• **Rows**:

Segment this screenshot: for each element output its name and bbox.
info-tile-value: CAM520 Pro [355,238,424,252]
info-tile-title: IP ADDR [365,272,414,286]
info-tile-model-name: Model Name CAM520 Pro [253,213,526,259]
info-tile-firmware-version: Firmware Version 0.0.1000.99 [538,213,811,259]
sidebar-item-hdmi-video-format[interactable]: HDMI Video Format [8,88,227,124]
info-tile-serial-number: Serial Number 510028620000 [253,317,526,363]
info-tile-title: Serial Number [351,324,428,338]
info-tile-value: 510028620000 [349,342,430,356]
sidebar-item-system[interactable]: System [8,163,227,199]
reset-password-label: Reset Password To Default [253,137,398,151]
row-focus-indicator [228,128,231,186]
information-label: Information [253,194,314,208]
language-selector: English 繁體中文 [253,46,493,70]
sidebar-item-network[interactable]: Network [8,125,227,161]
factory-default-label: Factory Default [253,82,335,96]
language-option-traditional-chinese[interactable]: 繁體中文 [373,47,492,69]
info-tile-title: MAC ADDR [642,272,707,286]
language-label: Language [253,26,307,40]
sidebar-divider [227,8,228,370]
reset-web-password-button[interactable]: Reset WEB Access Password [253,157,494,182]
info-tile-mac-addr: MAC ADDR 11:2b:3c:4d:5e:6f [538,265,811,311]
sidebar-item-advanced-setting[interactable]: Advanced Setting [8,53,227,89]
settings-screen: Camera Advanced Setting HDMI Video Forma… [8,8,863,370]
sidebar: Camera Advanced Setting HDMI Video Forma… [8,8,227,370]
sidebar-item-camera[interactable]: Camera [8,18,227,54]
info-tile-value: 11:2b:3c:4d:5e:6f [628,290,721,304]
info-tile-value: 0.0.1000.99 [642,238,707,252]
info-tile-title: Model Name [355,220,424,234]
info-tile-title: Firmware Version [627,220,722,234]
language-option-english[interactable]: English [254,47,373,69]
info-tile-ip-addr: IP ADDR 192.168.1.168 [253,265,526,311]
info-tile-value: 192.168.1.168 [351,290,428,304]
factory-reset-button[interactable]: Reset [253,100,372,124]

• **Challenge**: Reproduce all of the records above, substituting "Software Version" for every occurrence of "Firmware Version" and changing nothing else.

• **Finished exercise**:
Segment this screenshot: for each element output its name and bbox.
info-tile-value: CAM520 Pro [355,238,424,252]
info-tile-title: IP ADDR [365,272,414,286]
info-tile-model-name: Model Name CAM520 Pro [253,213,526,259]
info-tile-firmware-version: Software Version 0.0.1000.99 [538,213,811,259]
sidebar-item-hdmi-video-format[interactable]: HDMI Video Format [8,88,227,124]
info-tile-serial-number: Serial Number 510028620000 [253,317,526,363]
info-tile-title: Serial Number [351,324,428,338]
info-tile-value: 510028620000 [349,342,430,356]
sidebar-item-system[interactable]: System [8,163,227,199]
reset-password-label: Reset Password To Default [253,137,398,151]
row-focus-indicator [228,128,231,186]
information-label: Information [253,194,314,208]
language-selector: English 繁體中文 [253,46,493,70]
sidebar-item-network[interactable]: Network [8,125,227,161]
factory-default-label: Factory Default [253,82,335,96]
language-option-traditional-chinese[interactable]: 繁體中文 [373,47,492,69]
info-tile-title: MAC ADDR [642,272,707,286]
language-label: Language [253,26,307,40]
sidebar-divider [227,8,228,370]
reset-web-password-button[interactable]: Reset WEB Access Password [253,157,494,182]
info-tile-mac-addr: MAC ADDR 11:2b:3c:4d:5e:6f [538,265,811,311]
sidebar-item-advanced-setting[interactable]: Advanced Setting [8,53,227,89]
settings-screen: Camera Advanced Setting HDMI Video Forma… [8,8,863,370]
sidebar: Camera Advanced Setting HDMI Video Forma… [8,8,227,370]
sidebar-item-camera[interactable]: Camera [8,18,227,54]
info-tile-value: 11:2b:3c:4d:5e:6f [628,290,721,304]
info-tile-value: 0.0.1000.99 [642,238,707,252]
info-tile-title: Model Name [355,220,424,234]
info-tile-title: Software Version [627,220,722,234]
language-option-english[interactable]: English [254,47,373,69]
info-tile-ip-addr: IP ADDR 192.168.1.168 [253,265,526,311]
info-tile-value: 192.168.1.168 [351,290,428,304]
factory-reset-button[interactable]: Reset [253,100,372,124]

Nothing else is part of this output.